Required work - Check each line of the records below and collect those holding "JSON".

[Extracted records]
_ _ _ _ _ _ _
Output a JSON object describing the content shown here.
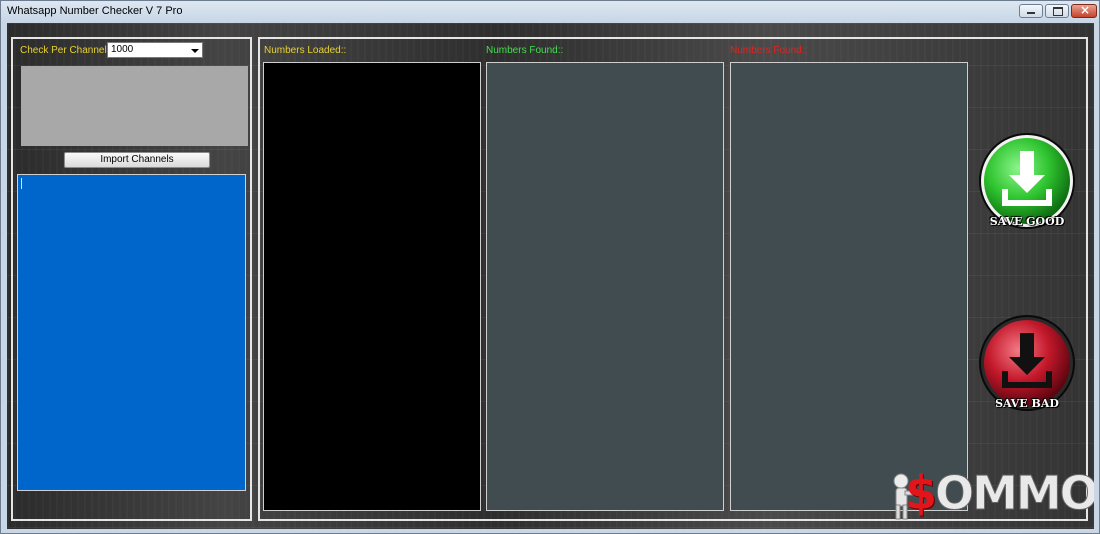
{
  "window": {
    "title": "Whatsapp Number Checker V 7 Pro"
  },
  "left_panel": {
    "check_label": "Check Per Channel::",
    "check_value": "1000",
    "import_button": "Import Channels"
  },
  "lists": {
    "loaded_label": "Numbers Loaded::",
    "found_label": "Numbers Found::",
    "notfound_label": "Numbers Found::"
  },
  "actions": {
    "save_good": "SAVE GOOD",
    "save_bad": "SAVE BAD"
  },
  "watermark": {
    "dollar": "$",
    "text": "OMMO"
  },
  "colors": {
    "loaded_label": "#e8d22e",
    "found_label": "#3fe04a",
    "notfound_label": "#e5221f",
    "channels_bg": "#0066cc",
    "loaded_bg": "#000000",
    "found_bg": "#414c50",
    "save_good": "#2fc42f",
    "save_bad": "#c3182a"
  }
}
_ _ _ _ _ _ _
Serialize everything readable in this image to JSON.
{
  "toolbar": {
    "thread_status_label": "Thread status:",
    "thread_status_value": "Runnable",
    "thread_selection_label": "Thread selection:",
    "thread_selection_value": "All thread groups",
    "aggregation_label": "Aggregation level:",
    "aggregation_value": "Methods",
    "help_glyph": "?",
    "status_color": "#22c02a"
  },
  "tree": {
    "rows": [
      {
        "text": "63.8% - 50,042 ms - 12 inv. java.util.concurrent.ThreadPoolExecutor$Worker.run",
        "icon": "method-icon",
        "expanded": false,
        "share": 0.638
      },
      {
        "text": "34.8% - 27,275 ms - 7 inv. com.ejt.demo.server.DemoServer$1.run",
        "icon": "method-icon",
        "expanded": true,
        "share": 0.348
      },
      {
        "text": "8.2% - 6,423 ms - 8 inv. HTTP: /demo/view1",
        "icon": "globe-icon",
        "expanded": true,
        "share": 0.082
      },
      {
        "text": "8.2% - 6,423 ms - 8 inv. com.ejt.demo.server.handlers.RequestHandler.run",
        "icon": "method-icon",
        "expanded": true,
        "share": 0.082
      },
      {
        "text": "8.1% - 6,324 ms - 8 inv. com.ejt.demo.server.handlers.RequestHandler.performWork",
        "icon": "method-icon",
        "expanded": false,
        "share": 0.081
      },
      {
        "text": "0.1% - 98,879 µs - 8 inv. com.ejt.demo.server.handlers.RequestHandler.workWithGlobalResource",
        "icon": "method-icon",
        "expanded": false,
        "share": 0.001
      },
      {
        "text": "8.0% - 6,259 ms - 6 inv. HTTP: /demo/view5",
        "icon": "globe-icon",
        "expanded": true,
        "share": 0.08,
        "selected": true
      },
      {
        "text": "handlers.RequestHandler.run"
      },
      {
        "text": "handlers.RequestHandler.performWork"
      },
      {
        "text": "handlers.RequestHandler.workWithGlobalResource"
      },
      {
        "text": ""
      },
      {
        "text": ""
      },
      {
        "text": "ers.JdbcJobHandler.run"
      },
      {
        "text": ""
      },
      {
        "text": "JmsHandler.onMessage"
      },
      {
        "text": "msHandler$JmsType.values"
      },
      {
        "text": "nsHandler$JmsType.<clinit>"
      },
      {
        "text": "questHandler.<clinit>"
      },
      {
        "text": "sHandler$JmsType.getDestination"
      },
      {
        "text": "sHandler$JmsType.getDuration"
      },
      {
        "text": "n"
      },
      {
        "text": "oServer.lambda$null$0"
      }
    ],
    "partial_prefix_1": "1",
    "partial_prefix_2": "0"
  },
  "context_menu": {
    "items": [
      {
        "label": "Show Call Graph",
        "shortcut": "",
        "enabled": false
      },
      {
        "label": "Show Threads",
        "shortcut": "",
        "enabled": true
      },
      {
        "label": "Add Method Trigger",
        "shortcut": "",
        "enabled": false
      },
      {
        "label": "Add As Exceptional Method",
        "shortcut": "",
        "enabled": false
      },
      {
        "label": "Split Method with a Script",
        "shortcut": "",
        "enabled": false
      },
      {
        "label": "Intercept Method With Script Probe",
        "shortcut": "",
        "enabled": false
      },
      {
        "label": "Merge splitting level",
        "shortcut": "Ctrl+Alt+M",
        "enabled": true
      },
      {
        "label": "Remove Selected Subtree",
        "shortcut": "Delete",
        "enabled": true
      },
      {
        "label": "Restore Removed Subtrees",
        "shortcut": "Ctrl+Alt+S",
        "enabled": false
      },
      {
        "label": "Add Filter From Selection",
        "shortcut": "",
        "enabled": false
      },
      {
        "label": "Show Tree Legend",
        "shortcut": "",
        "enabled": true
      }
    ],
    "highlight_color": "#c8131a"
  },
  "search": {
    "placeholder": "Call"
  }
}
_ _ _ _ _ _ _
Answer for this exercise -
Output a JSON object describing the content shown here.
Serialize everything readable in this image to JSON.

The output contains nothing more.